Exercise requirements:
Show every line containing "icon" by copying it.

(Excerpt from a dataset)
----------

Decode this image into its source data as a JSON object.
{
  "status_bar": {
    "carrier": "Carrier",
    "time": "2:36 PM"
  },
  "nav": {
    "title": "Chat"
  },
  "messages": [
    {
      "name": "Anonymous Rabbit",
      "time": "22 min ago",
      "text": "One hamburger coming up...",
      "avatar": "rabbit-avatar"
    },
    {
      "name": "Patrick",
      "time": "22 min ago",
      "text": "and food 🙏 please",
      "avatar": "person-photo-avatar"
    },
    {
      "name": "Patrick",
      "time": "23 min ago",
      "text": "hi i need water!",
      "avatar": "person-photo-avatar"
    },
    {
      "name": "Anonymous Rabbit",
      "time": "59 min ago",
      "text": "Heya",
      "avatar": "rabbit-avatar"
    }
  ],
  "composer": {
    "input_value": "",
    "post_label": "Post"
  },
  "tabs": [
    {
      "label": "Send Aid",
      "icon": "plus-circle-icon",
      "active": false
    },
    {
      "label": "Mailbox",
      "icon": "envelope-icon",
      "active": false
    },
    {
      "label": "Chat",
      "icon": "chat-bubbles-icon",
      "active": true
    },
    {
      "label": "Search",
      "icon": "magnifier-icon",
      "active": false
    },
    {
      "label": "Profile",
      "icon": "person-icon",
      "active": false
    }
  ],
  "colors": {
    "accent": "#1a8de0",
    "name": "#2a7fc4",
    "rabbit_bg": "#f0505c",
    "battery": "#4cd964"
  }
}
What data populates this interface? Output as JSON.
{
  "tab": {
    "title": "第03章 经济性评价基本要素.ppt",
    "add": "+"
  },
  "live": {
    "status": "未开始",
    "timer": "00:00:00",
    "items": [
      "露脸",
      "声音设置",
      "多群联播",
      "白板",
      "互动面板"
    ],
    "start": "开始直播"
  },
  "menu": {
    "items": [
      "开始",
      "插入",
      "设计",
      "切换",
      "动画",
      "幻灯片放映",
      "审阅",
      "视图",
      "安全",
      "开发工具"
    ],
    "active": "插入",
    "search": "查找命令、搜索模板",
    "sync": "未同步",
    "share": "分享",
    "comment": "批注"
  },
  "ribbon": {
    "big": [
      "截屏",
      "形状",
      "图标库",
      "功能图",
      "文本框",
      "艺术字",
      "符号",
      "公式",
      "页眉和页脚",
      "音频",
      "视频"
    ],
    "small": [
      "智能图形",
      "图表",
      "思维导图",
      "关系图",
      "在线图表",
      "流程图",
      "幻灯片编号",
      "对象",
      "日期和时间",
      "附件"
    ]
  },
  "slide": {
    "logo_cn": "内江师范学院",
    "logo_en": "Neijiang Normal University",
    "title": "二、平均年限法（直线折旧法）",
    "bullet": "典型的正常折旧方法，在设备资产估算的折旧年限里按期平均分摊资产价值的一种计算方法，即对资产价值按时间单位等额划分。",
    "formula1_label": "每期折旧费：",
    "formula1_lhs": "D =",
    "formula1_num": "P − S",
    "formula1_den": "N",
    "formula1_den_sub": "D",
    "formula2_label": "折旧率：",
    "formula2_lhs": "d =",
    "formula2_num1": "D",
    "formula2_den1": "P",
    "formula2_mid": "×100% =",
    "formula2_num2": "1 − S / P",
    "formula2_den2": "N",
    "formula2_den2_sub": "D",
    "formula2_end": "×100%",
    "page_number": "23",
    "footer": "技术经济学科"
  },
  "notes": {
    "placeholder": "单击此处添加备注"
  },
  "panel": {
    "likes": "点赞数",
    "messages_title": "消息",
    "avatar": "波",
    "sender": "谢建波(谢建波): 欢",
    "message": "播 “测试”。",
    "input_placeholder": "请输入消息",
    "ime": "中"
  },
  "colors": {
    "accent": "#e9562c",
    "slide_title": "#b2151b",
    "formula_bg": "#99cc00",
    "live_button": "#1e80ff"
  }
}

----------

Answer for this exercise:
      "icon": "plus-circle-icon",
      "icon": "envelope-icon",
      "icon": "chat-bubbles-icon",
      "icon": "magnifier-icon",
      "icon": "person-icon",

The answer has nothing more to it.